YOUR GOAL: Each entry below must be repeated exactly, with pictures left out.

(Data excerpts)
──────
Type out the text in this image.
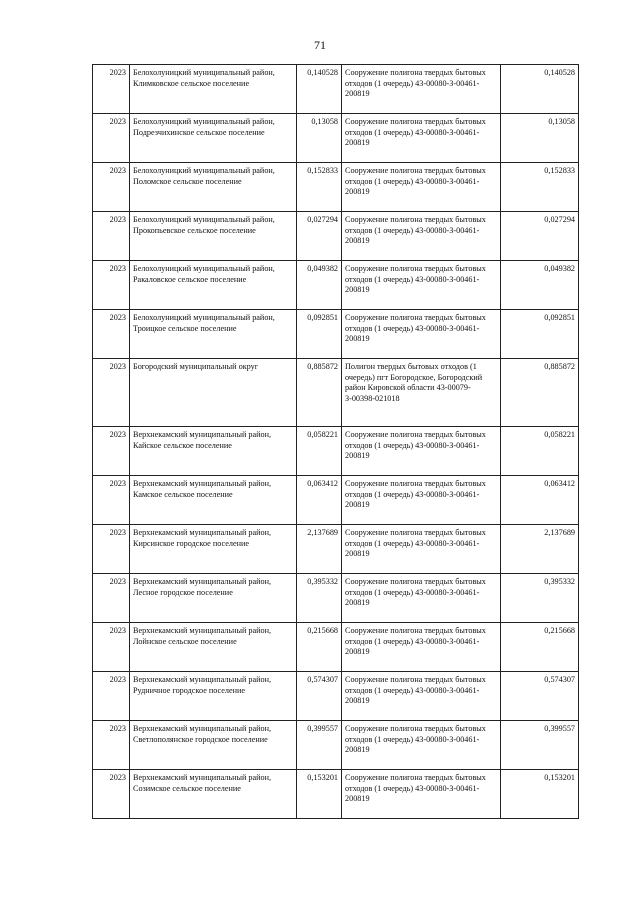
71
2023	Белохолуницкий муниципальный район, Климковское сельское поселение	0,140528	Сооружение полигона твердых бытовых отходов (1 очередь) 43-00080-З-00461-200819	0,140528
2023	Белохолуницкий муниципальный район, Подрезчихинское сельское поселение	0,13058	Сооружение полигона твердых бытовых отходов (1 очередь) 43-00080-З-00461-200819	0,13058
2023	Белохолуницкий муниципальный район, Поломское сельское поселение	0,152833	Сооружение полигона твердых бытовых отходов (1 очередь) 43-00080-З-00461-200819	0,152833
2023	Белохолуницкий муниципальный район, Прокопьевское сельское поселение	0,027294	Сооружение полигона твердых бытовых отходов (1 очередь) 43-00080-З-00461-200819	0,027294
2023	Белохолуницкий муниципальный район, Ракаловское сельское поселение	0,049382	Сооружение полигона твердых бытовых отходов (1 очередь) 43-00080-З-00461-200819	0,049382
2023	Белохолуницкий муниципальный район, Троицкое сельское поселение	0,092851	Сооружение полигона твердых бытовых отходов (1 очередь) 43-00080-З-00461-200819	0,092851
2023	Богородский муниципальный округ	0,885872	Полигон твердых бытовых отходов (1 очередь) пгт Богородское, Богородский район Кировской области 43-00079-З-00398-021018	0,885872
2023	Верхнекамский муниципальный район, Кайское сельское поселение	0,058221	Сооружение полигона твердых бытовых отходов (1 очередь) 43-00080-З-00461-200819	0,058221
2023	Верхнекамский муниципальный район, Камское сельское поселение	0,063412	Сооружение полигона твердых бытовых отходов (1 очередь) 43-00080-З-00461-200819	0,063412
2023	Верхнекамский муниципальный район, Кирсинское городское поселение	2,137689	Сооружение полигона твердых бытовых отходов (1 очередь) 43-00080-З-00461-200819	2,137689
2023	Верхнекамский муниципальный район, Лесное городское поселение	0,395332	Сооружение полигона твердых бытовых отходов (1 очередь) 43-00080-З-00461-200819	0,395332
2023	Верхнекамский муниципальный район, Лойнское сельское поселение	0,215668	Сооружение полигона твердых бытовых отходов (1 очередь) 43-00080-З-00461-200819	0,215668
2023	Верхнекамский муниципальный район, Рудничное городское поселение	0,574307	Сооружение полигона твердых бытовых отходов (1 очередь) 43-00080-З-00461-200819	0,574307
2023	Верхнекамский муниципальный район, Светлополянское городское поселение	0,399557	Сооружение полигона твердых бытовых отходов (1 очередь) 43-00080-З-00461-200819	0,399557
2023	Верхнекамский муниципальный район, Созимское сельское поселение	0,153201	Сооружение полигона твердых бытовых отходов (1 очередь) 43-00080-З-00461-200819	0,153201
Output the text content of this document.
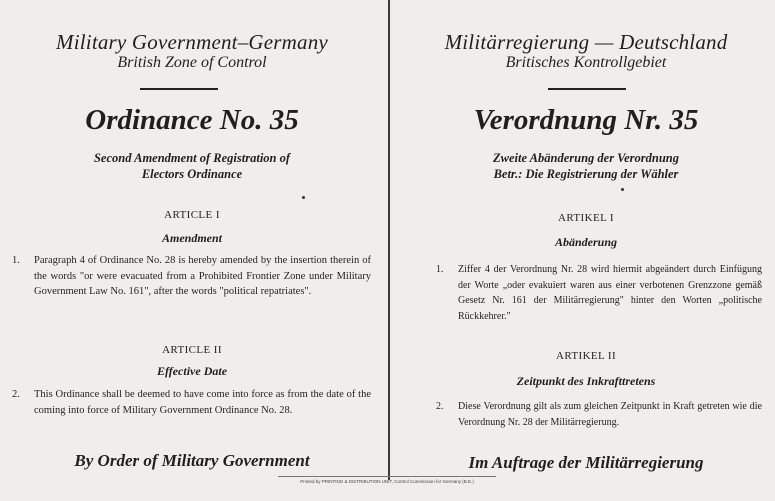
Military Government–Germany
British Zone of Control
Ordinance No. 35
Second Amendment of Registration of
Electors Ordinance
ARTICLE I
Amendment
1. Paragraph 4 of Ordinance No. 28 is hereby amended by the insertion therein of the words "or were evacuated from a Prohibited Frontier Zone under Military Government Law No. 161", after the words "political repatriates".
ARTICLE II
Effective Date
2. This Ordinance shall be deemed to have come into force as from the date of the coming into force of Military Government Ordinance No. 28.
By Order of Military Government
Militärregierung — Deutschland
Britisches Kontrollgebiet
Verordnung Nr. 35
Zweite Abänderung der Verordnung
Betr.: Die Registrierung der Wähler
ARTIKEL I
Abänderung
1. Ziffer 4 der Verordnung Nr. 28 wird hiermit abgeändert durch Einfügung der Worte „oder evakuiert waren aus einer verbotenen Grenzzone gemäß Gesetz Nr. 161 der Militärregierung" hinter den Worten „politische Rückkehrer."
ARTIKEL II
Zeitpunkt des Inkrafttretens
2. Diese Verordnung gilt als zum gleichen Zeitpunkt in Kraft getreten wie die Verordnung Nr. 28 der Militärregierung.
Im Auftrage der Militärregierung
Printed by PRINTING & DISTRIBUTION UNIT, Control Commission for Germany (B.E.)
──────
EXERCISE RESULT:
Type out the text in this image.
71
2023	Белохолуницкий муниципальный район, Климковское сельское поселение	0,140528	Сооружение полигона твердых бытовых отходов (1 очередь) 43-00080-З-00461-200819	0,140528
2023	Белохолуницкий муниципальный район, Подрезчихинское сельское поселение	0,13058	Сооружение полигона твердых бытовых отходов (1 очередь) 43-00080-З-00461-200819	0,13058
2023	Белохолуницкий муниципальный район, Поломское сельское поселение	0,152833	Сооружение полигона твердых бытовых отходов (1 очередь) 43-00080-З-00461-200819	0,152833
2023	Белохолуницкий муниципальный район, Прокопьевское сельское поселение	0,027294	Сооружение полигона твердых бытовых отходов (1 очередь) 43-00080-З-00461-200819	0,027294
2023	Белохолуницкий муниципальный район, Ракаловское сельское поселение	0,049382	Сооружение полигона твердых бытовых отходов (1 очередь) 43-00080-З-00461-200819	0,049382
2023	Белохолуницкий муниципальный район, Троицкое сельское поселение	0,092851	Сооружение полигона твердых бытовых отходов (1 очередь) 43-00080-З-00461-200819	0,092851
2023	Богородский муниципальный округ	0,885872	Полигон твердых бытовых отходов (1 очередь) пгт Богородское, Богородский район Кировской области 43-00079-З-00398-021018	0,885872
2023	Верхнекамский муниципальный район, Кайское сельское поселение	0,058221	Сооружение полигона твердых бытовых отходов (1 очередь) 43-00080-З-00461-200819	0,058221
2023	Верхнекамский муниципальный район, Камское сельское поселение	0,063412	Сооружение полигона твердых бытовых отходов (1 очередь) 43-00080-З-00461-200819	0,063412
2023	Верхнекамский муниципальный район, Кирсинское городское поселение	2,137689	Сооружение полигона твердых бытовых отходов (1 очередь) 43-00080-З-00461-200819	2,137689
2023	Верхнекамский муниципальный район, Лесное городское поселение	0,395332	Сооружение полигона твердых бытовых отходов (1 очередь) 43-00080-З-00461-200819	0,395332
2023	Верхнекамский муниципальный район, Лойнское сельское поселение	0,215668	Сооружение полигона твердых бытовых отходов (1 очередь) 43-00080-З-00461-200819	0,215668
2023	Верхнекамский муниципальный район, Рудничное городское поселение	0,574307	Сооружение полигона твердых бытовых отходов (1 очередь) 43-00080-З-00461-200819	0,574307
2023	Верхнекамский муниципальный район, Светлополянское городское поселение	0,399557	Сооружение полигона твердых бытовых отходов (1 очередь) 43-00080-З-00461-200819	0,399557
2023	Верхнекамский муниципальный район, Созимское сельское поселение	0,153201	Сооружение полигона твердых бытовых отходов (1 очередь) 43-00080-З-00461-200819	0,153201
Output the text content of this document.
Military Government–Germany
British Zone of Control
Ordinance No. 35
Second Amendment of Registration of
Electors Ordinance
ARTICLE I
Amendment
1. Paragraph 4 of Ordinance No. 28 is hereby amended by the insertion therein of the words "or were evacuated from a Prohibited Frontier Zone under Military Government Law No. 161", after the words "political repatriates".
ARTICLE II
Effective Date
2. This Ordinance shall be deemed to have come into force as from the date of the coming into force of Military Government Ordinance No. 28.
By Order of Military Government
Militärregierung — Deutschland
Britisches Kontrollgebiet
Verordnung Nr. 35
Zweite Abänderung der Verordnung
Betr.: Die Registrierung der Wähler
ARTIKEL I
Abänderung
1. Ziffer 4 der Verordnung Nr. 28 wird hiermit abgeändert durch Einfügung der Worte „oder evakuiert waren aus einer verbotenen Grenzzone gemäß Gesetz Nr. 161 der Militärregierung" hinter den Worten „politische Rückkehrer."
ARTIKEL II
Zeitpunkt des Inkrafttretens
2. Diese Verordnung gilt als zum gleichen Zeitpunkt in Kraft getreten wie die Verordnung Nr. 28 der Militärregierung.
Im Auftrage der Militärregierung
Printed by PRINTING & DISTRIBUTION UNIT, Control Commission for Germany (B.E.)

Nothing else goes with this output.